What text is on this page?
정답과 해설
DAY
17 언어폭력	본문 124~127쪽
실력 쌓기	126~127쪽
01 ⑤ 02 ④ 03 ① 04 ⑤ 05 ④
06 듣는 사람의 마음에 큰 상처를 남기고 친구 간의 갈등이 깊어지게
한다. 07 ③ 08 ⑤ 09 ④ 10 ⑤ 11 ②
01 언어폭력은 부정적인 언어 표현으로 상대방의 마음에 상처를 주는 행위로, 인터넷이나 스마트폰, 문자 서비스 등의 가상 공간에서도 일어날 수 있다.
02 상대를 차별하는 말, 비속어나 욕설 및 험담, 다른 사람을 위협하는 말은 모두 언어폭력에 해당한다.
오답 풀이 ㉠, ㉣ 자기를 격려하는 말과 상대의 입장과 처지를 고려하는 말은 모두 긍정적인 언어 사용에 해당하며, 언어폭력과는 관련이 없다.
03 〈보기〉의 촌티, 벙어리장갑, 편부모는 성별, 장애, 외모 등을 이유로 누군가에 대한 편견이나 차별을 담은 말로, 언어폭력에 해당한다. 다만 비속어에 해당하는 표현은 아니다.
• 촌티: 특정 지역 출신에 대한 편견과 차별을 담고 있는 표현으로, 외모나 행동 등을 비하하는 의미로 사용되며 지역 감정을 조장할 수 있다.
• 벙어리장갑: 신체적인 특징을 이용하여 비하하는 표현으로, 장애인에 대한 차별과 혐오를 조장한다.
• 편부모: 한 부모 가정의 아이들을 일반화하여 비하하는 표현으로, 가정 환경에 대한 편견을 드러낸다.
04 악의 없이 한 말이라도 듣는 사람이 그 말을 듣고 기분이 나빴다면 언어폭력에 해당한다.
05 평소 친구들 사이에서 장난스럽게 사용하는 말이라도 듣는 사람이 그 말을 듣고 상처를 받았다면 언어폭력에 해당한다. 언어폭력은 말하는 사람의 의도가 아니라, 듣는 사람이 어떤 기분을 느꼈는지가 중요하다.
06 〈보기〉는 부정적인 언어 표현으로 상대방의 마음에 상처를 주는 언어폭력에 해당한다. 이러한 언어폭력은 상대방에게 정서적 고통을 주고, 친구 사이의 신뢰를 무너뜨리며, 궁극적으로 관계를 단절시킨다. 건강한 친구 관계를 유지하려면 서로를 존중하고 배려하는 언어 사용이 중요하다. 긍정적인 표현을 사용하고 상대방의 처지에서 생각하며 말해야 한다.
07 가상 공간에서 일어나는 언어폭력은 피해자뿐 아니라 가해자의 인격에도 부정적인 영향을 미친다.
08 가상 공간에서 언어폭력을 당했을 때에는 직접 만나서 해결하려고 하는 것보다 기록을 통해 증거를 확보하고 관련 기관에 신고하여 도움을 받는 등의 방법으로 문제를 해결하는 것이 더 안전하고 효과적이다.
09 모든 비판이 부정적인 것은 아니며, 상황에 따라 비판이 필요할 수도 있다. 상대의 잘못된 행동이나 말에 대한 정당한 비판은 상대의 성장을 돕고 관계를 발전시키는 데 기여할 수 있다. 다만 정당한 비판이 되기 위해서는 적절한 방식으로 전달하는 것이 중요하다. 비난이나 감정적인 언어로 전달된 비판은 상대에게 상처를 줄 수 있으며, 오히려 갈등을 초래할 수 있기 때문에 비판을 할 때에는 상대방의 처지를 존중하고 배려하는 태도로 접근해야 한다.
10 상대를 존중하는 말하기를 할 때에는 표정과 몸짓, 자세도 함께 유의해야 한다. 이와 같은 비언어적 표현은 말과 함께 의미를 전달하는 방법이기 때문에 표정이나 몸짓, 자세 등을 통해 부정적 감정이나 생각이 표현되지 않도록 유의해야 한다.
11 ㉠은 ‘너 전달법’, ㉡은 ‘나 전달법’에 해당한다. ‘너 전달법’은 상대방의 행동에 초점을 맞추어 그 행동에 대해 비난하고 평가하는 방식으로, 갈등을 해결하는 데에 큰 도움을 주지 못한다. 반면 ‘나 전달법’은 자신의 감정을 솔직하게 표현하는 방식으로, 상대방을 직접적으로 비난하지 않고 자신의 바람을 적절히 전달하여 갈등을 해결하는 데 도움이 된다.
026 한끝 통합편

========

Nothing should be changed: write out all of the data as is.

■ **THE ANSWER**:
What text is on this page?
정답과 해설
DAY
17 언어폭력	본문 124~127쪽
실력 쌓기	126~127쪽
01 ⑤ 02 ④ 03 ① 04 ⑤ 05 ④
06 듣는 사람의 마음에 큰 상처를 남기고 친구 간의 갈등이 깊어지게
한다. 07 ③ 08 ⑤ 09 ④ 10 ⑤ 11 ②
01 언어폭력은 부정적인 언어 표현으로 상대방의 마음에 상처를 주는 행위로, 인터넷이나 스마트폰, 문자 서비스 등의 가상 공간에서도 일어날 수 있다.
02 상대를 차별하는 말, 비속어나 욕설 및 험담, 다른 사람을 위협하는 말은 모두 언어폭력에 해당한다.
오답 풀이 ㉠, ㉣ 자기를 격려하는 말과 상대의 입장과 처지를 고려하는 말은 모두 긍정적인 언어 사용에 해당하며, 언어폭력과는 관련이 없다.
03 〈보기〉의 촌티, 벙어리장갑, 편부모는 성별, 장애, 외모 등을 이유로 누군가에 대한 편견이나 차별을 담은 말로, 언어폭력에 해당한다. 다만 비속어에 해당하는 표현은 아니다.
• 촌티: 특정 지역 출신에 대한 편견과 차별을 담고 있는 표현으로, 외모나 행동 등을 비하하는 의미로 사용되며 지역 감정을 조장할 수 있다.
• 벙어리장갑: 신체적인 특징을 이용하여 비하하는 표현으로, 장애인에 대한 차별과 혐오를 조장한다.
• 편부모: 한 부모 가정의 아이들을 일반화하여 비하하는 표현으로, 가정 환경에 대한 편견을 드러낸다.
04 악의 없이 한 말이라도 듣는 사람이 그 말을 듣고 기분이 나빴다면 언어폭력에 해당한다.
05 평소 친구들 사이에서 장난스럽게 사용하는 말이라도 듣는 사람이 그 말을 듣고 상처를 받았다면 언어폭력에 해당한다. 언어폭력은 말하는 사람의 의도가 아니라, 듣는 사람이 어떤 기분을 느꼈는지가 중요하다.
06 〈보기〉는 부정적인 언어 표현으로 상대방의 마음에 상처를 주는 언어폭력에 해당한다. 이러한 언어폭력은 상대방에게 정서적 고통을 주고, 친구 사이의 신뢰를 무너뜨리며, 궁극적으로 관계를 단절시킨다. 건강한 친구 관계를 유지하려면 서로를 존중하고 배려하는 언어 사용이 중요하다. 긍정적인 표현을 사용하고 상대방의 처지에서 생각하며 말해야 한다.
07 가상 공간에서 일어나는 언어폭력은 피해자뿐 아니라 가해자의 인격에도 부정적인 영향을 미친다.
08 가상 공간에서 언어폭력을 당했을 때에는 직접 만나서 해결하려고 하는 것보다 기록을 통해 증거를 확보하고 관련 기관에 신고하여 도움을 받는 등의 방법으로 문제를 해결하는 것이 더 안전하고 효과적이다.
09 모든 비판이 부정적인 것은 아니며, 상황에 따라 비판이 필요할 수도 있다. 상대의 잘못된 행동이나 말에 대한 정당한 비판은 상대의 성장을 돕고 관계를 발전시키는 데 기여할 수 있다. 다만 정당한 비판이 되기 위해서는 적절한 방식으로 전달하는 것이 중요하다. 비난이나 감정적인 언어로 전달된 비판은 상대에게 상처를 줄 수 있으며, 오히려 갈등을 초래할 수 있기 때문에 비판을 할 때에는 상대방의 처지를 존중하고 배려하는 태도로 접근해야 한다.
10 상대를 존중하는 말하기를 할 때에는 표정과 몸짓, 자세도 함께 유의해야 한다. 이와 같은 비언어적 표현은 말과 함께 의미를 전달하는 방법이기 때문에 표정이나 몸짓, 자세 등을 통해 부정적 감정이나 생각이 표현되지 않도록 유의해야 한다.
11 ㉠은 ‘너 전달법’, ㉡은 ‘나 전달법’에 해당한다. ‘너 전달법’은 상대방의 행동에 초점을 맞추어 그 행동에 대해 비난하고 평가하는 방식으로, 갈등을 해결하는 데에 큰 도움을 주지 못한다. 반면 ‘나 전달법’은 자신의 감정을 솔직하게 표현하는 방식으로, 상대방을 직접적으로 비난하지 않고 자신의 바람을 적절히 전달하여 갈등을 해결하는 데 도움이 된다.
026 한끝 통합편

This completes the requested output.